Exercise prompt - Copy out all the lines in the records that include the word "given".

Source data -
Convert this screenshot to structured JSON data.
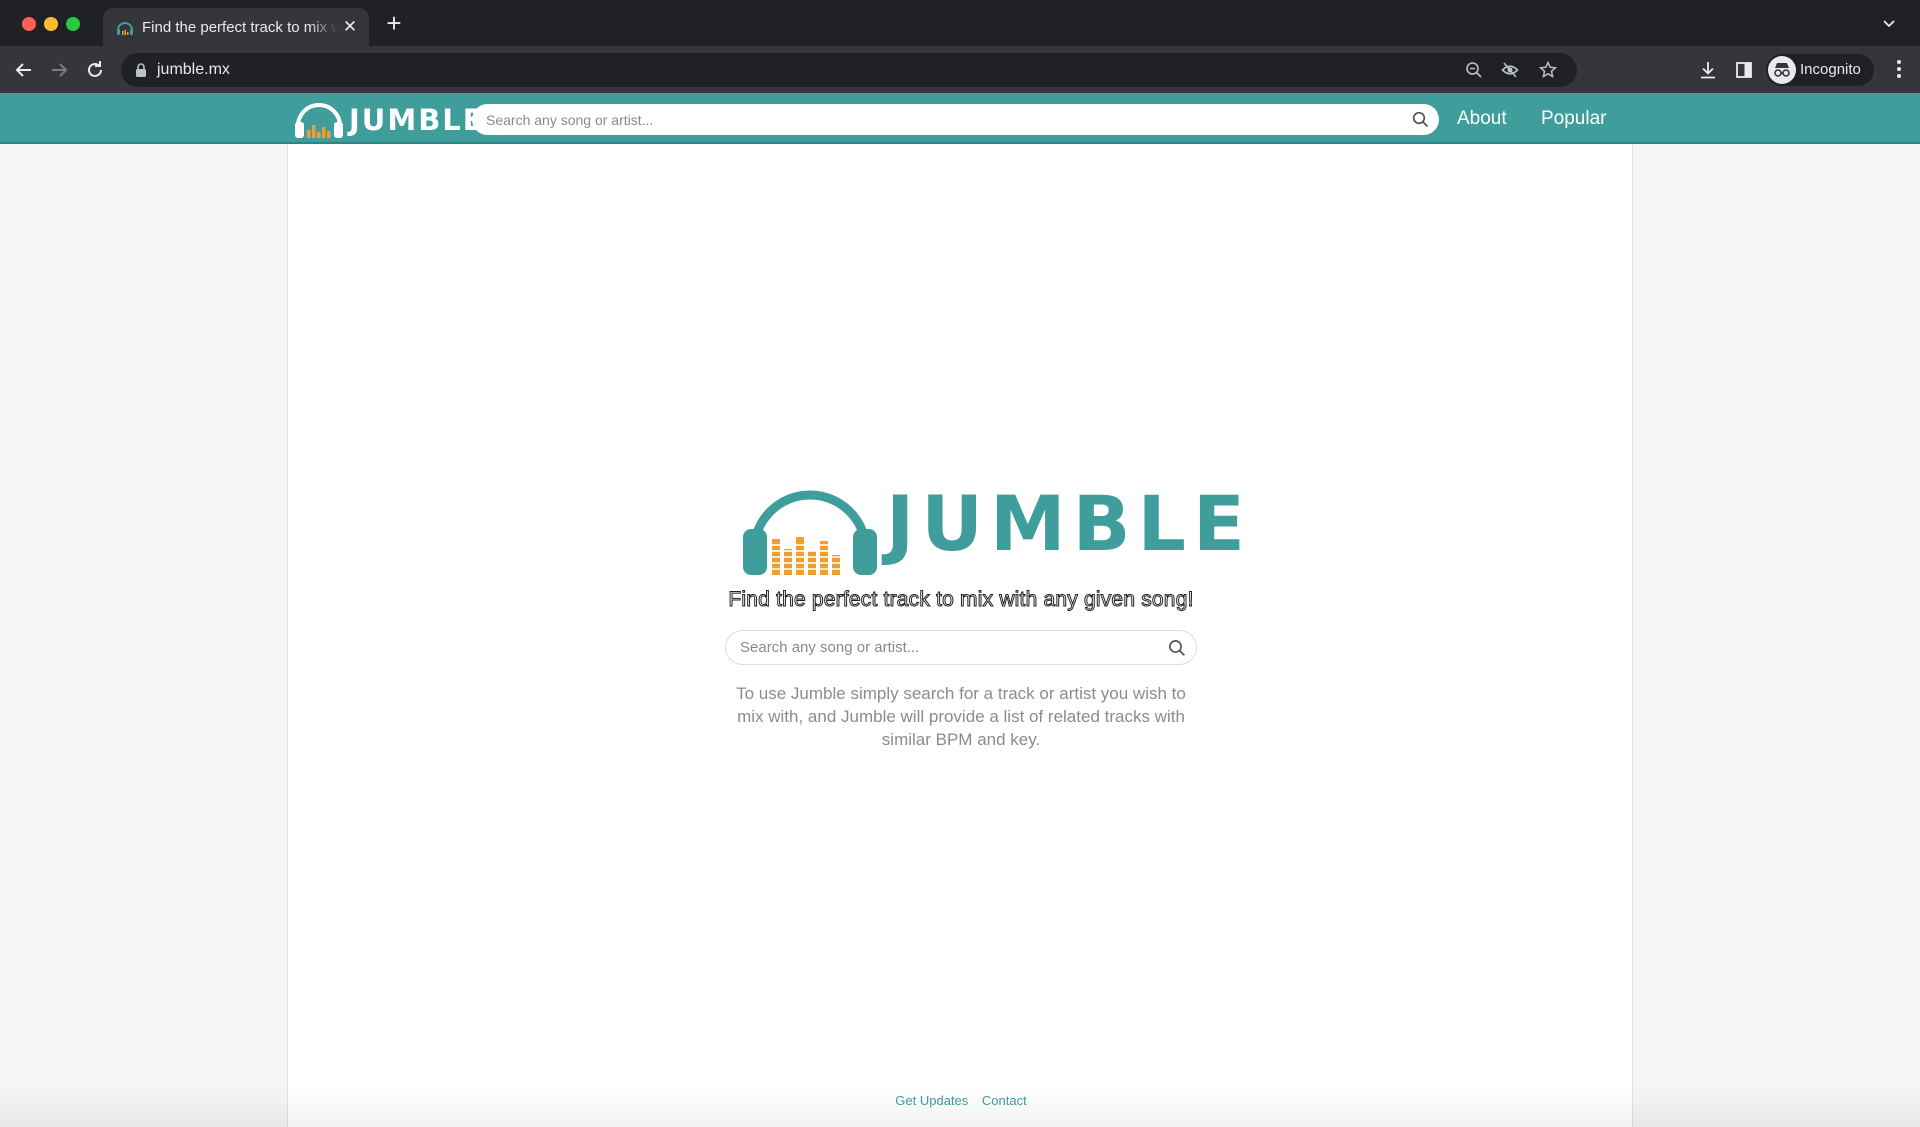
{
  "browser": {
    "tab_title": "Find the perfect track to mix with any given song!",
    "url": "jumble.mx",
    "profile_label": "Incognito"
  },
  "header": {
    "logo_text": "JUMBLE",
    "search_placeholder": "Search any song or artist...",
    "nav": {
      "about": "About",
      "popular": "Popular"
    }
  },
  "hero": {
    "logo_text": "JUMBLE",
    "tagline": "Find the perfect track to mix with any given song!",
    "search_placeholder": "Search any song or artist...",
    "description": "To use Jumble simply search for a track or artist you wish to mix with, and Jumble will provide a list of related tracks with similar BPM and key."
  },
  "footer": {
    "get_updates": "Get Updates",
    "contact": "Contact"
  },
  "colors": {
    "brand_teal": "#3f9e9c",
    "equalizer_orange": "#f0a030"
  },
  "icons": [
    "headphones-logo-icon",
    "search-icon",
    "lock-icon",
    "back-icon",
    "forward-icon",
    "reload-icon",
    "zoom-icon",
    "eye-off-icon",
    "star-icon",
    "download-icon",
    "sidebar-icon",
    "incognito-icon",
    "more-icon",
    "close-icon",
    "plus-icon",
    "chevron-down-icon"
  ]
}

Final result -
    "tab_title": "Find the perfect track to mix with any given song!",
    "tagline": "Find the perfect track to mix with any given song!",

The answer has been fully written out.